Dataset rows:

START

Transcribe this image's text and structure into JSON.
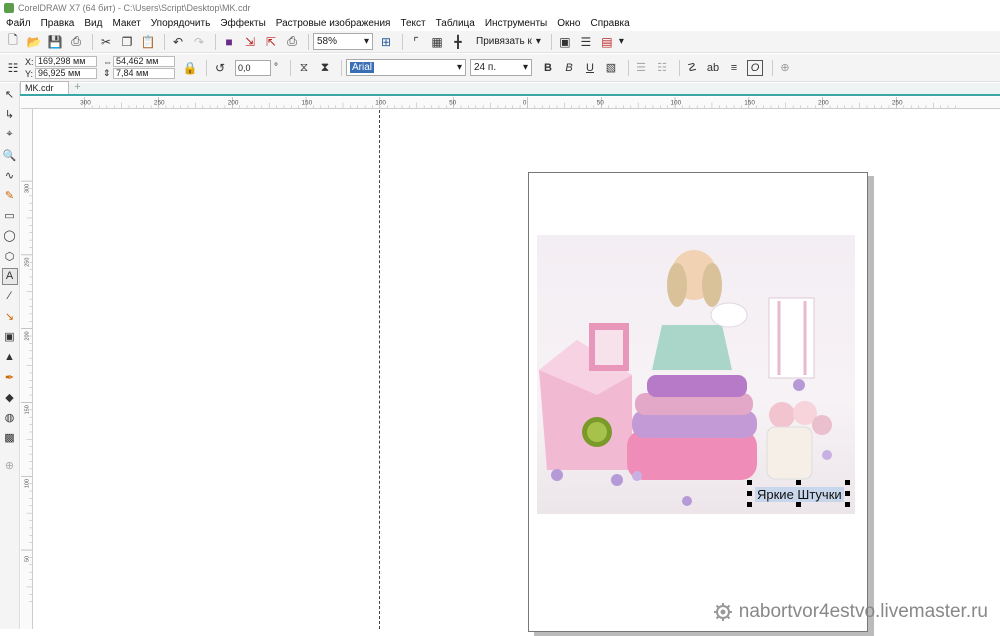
{
  "window": {
    "title": "CorelDRAW X7 (64 бит) - C:\\Users\\Script\\Desktop\\MK.cdr"
  },
  "menu": [
    "Файл",
    "Правка",
    "Вид",
    "Макет",
    "Упорядочить",
    "Эффекты",
    "Растровые изображения",
    "Текст",
    "Таблица",
    "Инструменты",
    "Окно",
    "Справка"
  ],
  "toolbar": {
    "zoom_value": "58%",
    "snap_label": "Привязать к"
  },
  "properties": {
    "x_label": "X:",
    "x_value": "169,298 мм",
    "y_label": "Y:",
    "y_value": "96,925 мм",
    "w_value": "54,462 мм",
    "h_value": "7,84 мм",
    "angle_value": "0,0",
    "angle_unit": "°",
    "font_name": "Arial",
    "font_size": "24 п."
  },
  "document_tab": {
    "name": "MK.cdr",
    "add_symbol": "+"
  },
  "ruler": {
    "h_ticks": [
      "300",
      "250",
      "200",
      "150",
      "100",
      "50",
      "0",
      "50",
      "100",
      "150",
      "200",
      "250"
    ],
    "v_ticks": [
      "300",
      "250",
      "200",
      "150",
      "100",
      "50"
    ]
  },
  "artwork_text": "Яркие Штучки",
  "watermark": "nabortvor4estvo.livemaster.ru",
  "colors": {
    "accent_tab": "#3aa6a6",
    "selection_fill": "#aac8eb",
    "photo_pink": "#f2a7c6",
    "photo_lilac": "#c5a6d9"
  }
}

END

Copy the material exactly. Do not include the pictures.

Transcribe this image's text and structure into JSON.
{
  "window": {
    "title": "CorelDRAW X7 (64 бит) - C:\\Users\\Script\\Desktop\\MK.cdr"
  },
  "menu": [
    "Файл",
    "Правка",
    "Вид",
    "Макет",
    "Упорядочить",
    "Эффекты",
    "Растровые изображения",
    "Текст",
    "Таблица",
    "Инструменты",
    "Окно",
    "Справка"
  ],
  "toolbar": {
    "zoom_value": "58%",
    "snap_label": "Привязать к"
  },
  "properties": {
    "x_label": "X:",
    "x_value": "169,298 мм",
    "y_label": "Y:",
    "y_value": "96,925 мм",
    "w_value": "54,462 мм",
    "h_value": "7,84 мм",
    "angle_value": "0,0",
    "angle_unit": "°",
    "font_name": "Arial",
    "font_size": "24 п."
  },
  "document_tab": {
    "name": "MK.cdr",
    "add_symbol": "+"
  },
  "ruler": {
    "h_ticks": [
      "300",
      "250",
      "200",
      "150",
      "100",
      "50",
      "0",
      "50",
      "100",
      "150",
      "200",
      "250"
    ],
    "v_ticks": [
      "300",
      "250",
      "200",
      "150",
      "100",
      "50"
    ]
  },
  "artwork_text": "Яркие Штучки",
  "watermark": "nabortvor4estvo.livemaster.ru",
  "colors": {
    "accent_tab": "#3aa6a6",
    "selection_fill": "#aac8eb",
    "photo_pink": "#f2a7c6",
    "photo_lilac": "#c5a6d9"
  }
}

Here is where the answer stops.